- _WORK TO COMPLETE_:
Find all lines in the records that include the word "предлагает", and copy them out.

-- START LISTED RECORDS --

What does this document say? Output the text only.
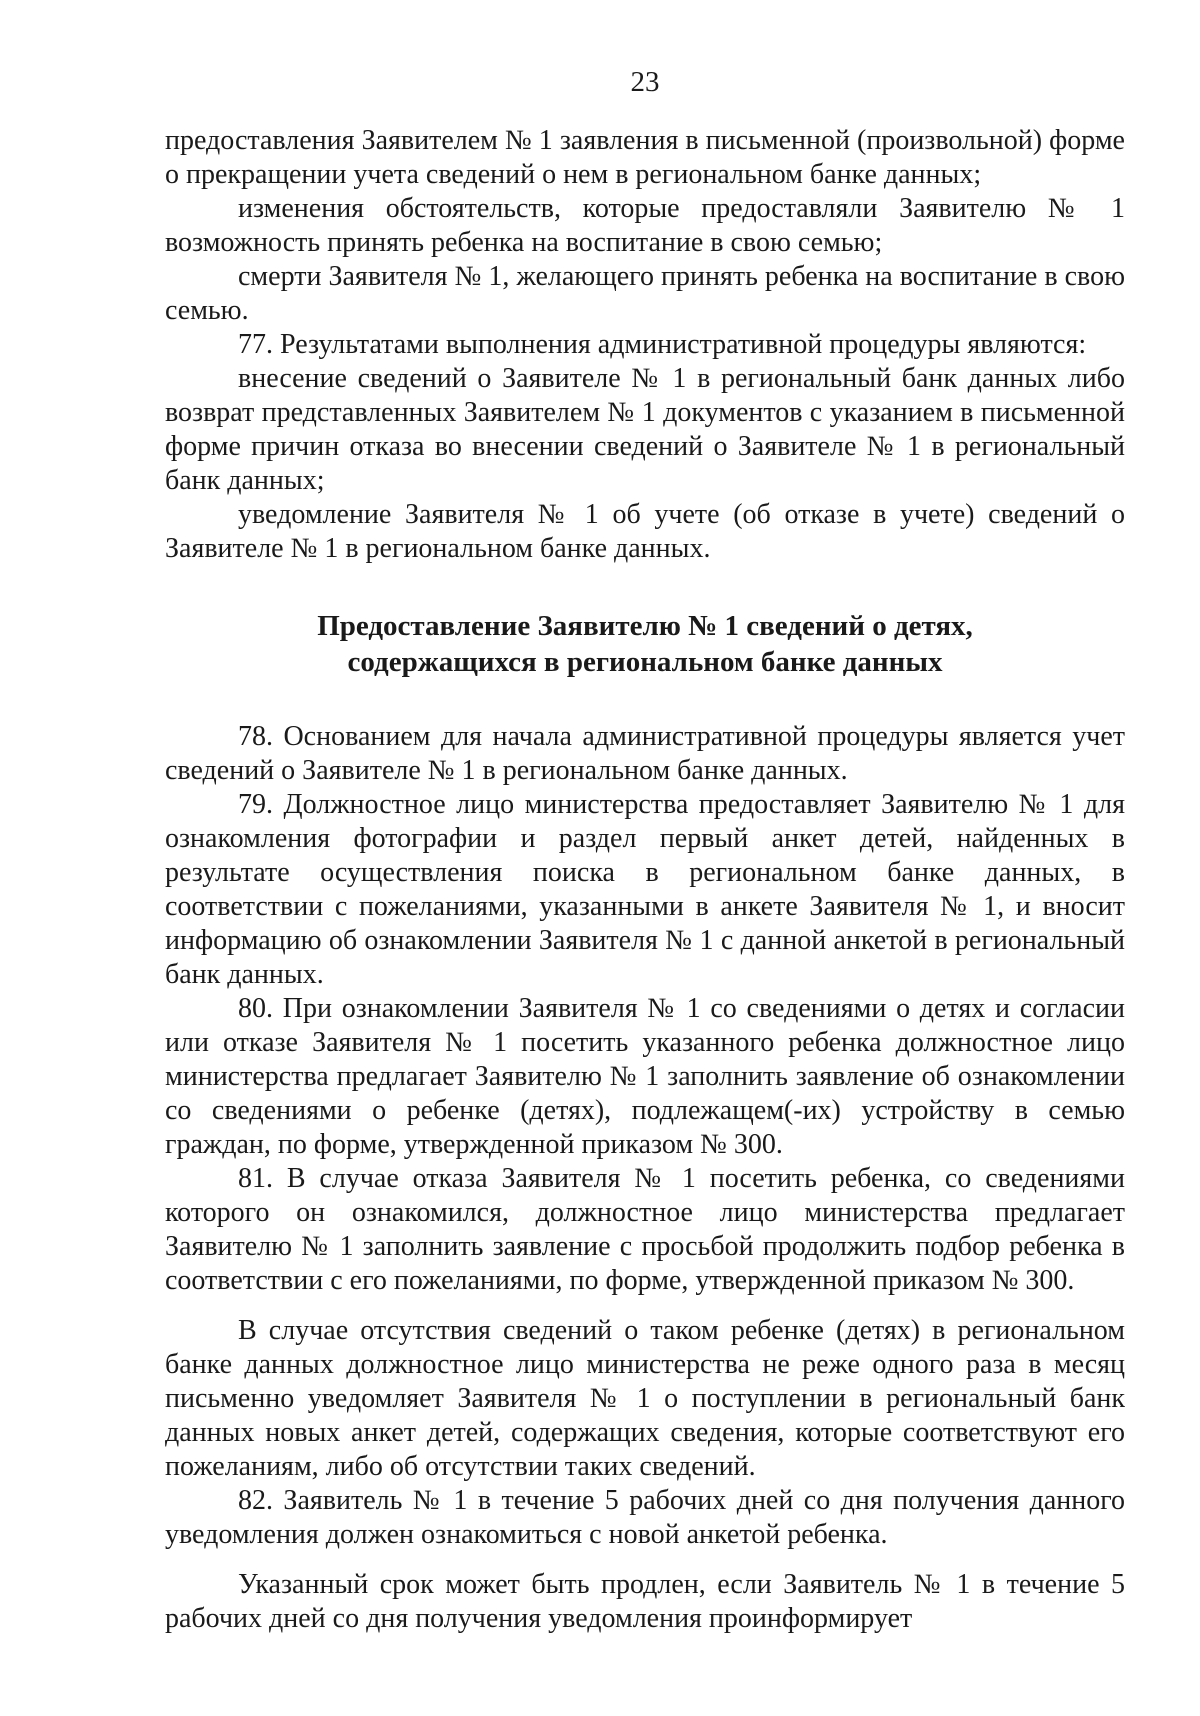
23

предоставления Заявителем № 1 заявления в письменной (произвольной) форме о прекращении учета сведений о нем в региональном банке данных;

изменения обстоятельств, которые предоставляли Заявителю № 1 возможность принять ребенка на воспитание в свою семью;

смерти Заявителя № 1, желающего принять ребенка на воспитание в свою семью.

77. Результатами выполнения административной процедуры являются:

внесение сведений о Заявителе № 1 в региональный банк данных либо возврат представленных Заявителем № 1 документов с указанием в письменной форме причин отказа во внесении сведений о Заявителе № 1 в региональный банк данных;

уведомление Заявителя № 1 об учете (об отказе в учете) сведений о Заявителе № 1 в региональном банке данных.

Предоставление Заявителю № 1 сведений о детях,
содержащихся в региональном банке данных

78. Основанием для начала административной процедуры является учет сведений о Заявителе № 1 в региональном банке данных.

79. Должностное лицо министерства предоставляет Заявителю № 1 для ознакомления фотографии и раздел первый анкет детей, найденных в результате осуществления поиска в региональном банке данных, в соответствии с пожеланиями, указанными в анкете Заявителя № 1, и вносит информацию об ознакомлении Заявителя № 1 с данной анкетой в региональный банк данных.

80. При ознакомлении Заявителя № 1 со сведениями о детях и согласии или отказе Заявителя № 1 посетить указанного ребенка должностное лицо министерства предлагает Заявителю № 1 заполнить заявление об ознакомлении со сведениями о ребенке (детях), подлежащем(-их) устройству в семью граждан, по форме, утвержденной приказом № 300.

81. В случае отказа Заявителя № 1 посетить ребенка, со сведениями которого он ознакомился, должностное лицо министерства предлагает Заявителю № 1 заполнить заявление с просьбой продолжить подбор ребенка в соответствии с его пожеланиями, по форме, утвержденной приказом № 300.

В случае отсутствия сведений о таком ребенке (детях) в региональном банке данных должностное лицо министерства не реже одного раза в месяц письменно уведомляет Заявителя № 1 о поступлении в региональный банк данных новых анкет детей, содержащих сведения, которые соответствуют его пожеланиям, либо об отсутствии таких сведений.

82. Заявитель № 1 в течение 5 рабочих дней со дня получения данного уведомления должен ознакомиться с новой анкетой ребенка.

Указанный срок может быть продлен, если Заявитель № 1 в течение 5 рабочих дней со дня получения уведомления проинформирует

-- END LISTED RECORDS --

- _ANSWER BELOW_:
80. При ознакомлении Заявителя № 1 со сведениями о детях и согласии или отказе Заявителя № 1 посетить указанного ребенка должностное лицо министерства предлагает Заявителю № 1 заполнить заявление об ознакомлении со сведениями о ребенке (детях), подлежащем(-их) устройству в семью граждан, по форме, утвержденной приказом № 300.
81. В случае отказа Заявителя № 1 посетить ребенка, со сведениями которого он ознакомился, должностное лицо министерства предлагает Заявителю № 1 заполнить заявление с просьбой продолжить подбор ребенка в соответствии с его пожеланиями, по форме, утвержденной приказом № 300.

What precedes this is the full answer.